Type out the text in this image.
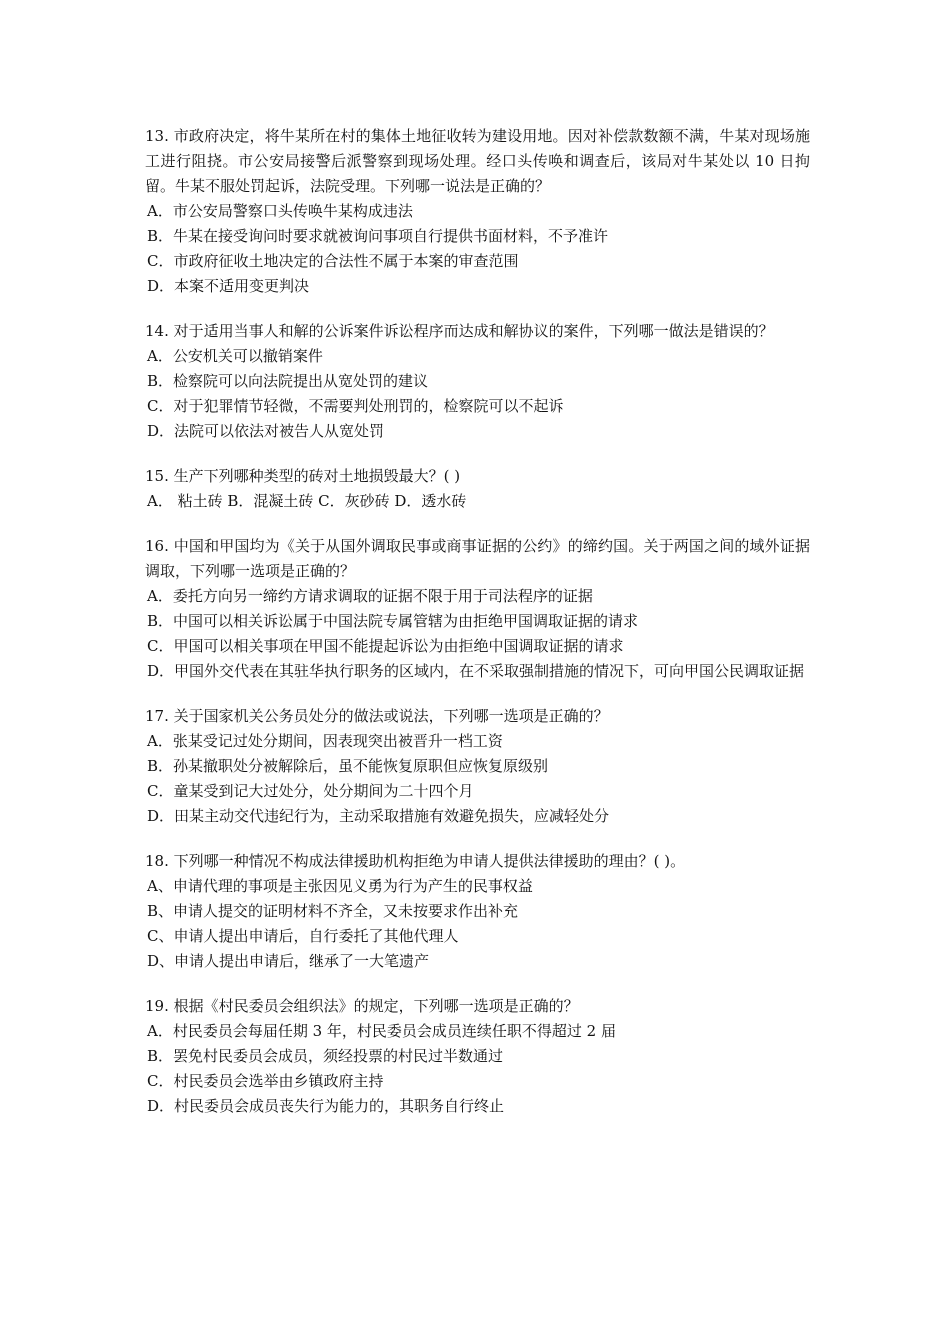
13. 市政府决定，将牛某所在村的集体土地征收转为建设用地。因对补偿款数额不满，牛某对现场施工进行阻挠。市公安局接警后派警察到现场处理。经口头传唤和调查后，该局对牛某处以 10 日拘留。牛某不服处罚起诉，法院受理。下列哪一说法是正确的？
A．市公安局警察口头传唤牛某构成违法
B．牛某在接受询问时要求就被询问事项自行提供书面材料，不予准许
C．市政府征收土地决定的合法性不属于本案的审查范围
D．本案不适用变更判决
14. 对于适用当事人和解的公诉案件诉讼程序而达成和解协议的案件，下列哪一做法是错误的？
A．公安机关可以撤销案件
B．检察院可以向法院提出从宽处罚的建议
C．对于犯罪情节轻微，不需要判处刑罚的，检察院可以不起诉
D．法院可以依法对被告人从宽处罚
15. 生产下列哪种类型的砖对土地损毁最大？( )
A． 粘土砖 B．混凝土砖 C．灰砂砖 D．透水砖
16. 中国和甲国均为《关于从国外调取民事或商事证据的公约》的缔约国。关于两国之间的域外证据调取，下列哪一选项是正确的？
A．委托方向另一缔约方请求调取的证据不限于用于司法程序的证据
B．中国可以相关诉讼属于中国法院专属管辖为由拒绝甲国调取证据的请求
C．甲国可以相关事项在甲国不能提起诉讼为由拒绝中国调取证据的请求
D．甲国外交代表在其驻华执行职务的区域内，在不采取强制措施的情况下，可向甲国公民调取证据
17. 关于国家机关公务员处分的做法或说法，下列哪一选项是正确的？
A．张某受记过处分期间，因表现突出被晋升一档工资
B．孙某撤职处分被解除后，虽不能恢复原职但应恢复原级别
C．童某受到记大过处分，处分期间为二十四个月
D．田某主动交代违纪行为，主动采取措施有效避免损失，应减轻处分
18. 下列哪一种情况不构成法律援助机构拒绝为申请人提供法律援助的理由？( )。
A、申请代理的事项是主张因见义勇为行为产生的民事权益
B、申请人提交的证明材料不齐全，又未按要求作出补充
C、申请人提出申请后，自行委托了其他代理人
D、申请人提出申请后，继承了一大笔遗产
19. 根据《村民委员会组织法》的规定，下列哪一选项是正确的？
A．村民委员会每届任期 3 年，村民委员会成员连续任职不得超过 2 届
B．罢免村民委员会成员，须经投票的村民过半数通过
C．村民委员会选举由乡镇政府主持
D．村民委员会成员丧失行为能力的，其职务自行终止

########

§ **Directions**
In the records above, tally the lines where the word "下列哪一选项是正确的" appears, and give the number and nothing else.

§ **Expected answer**
3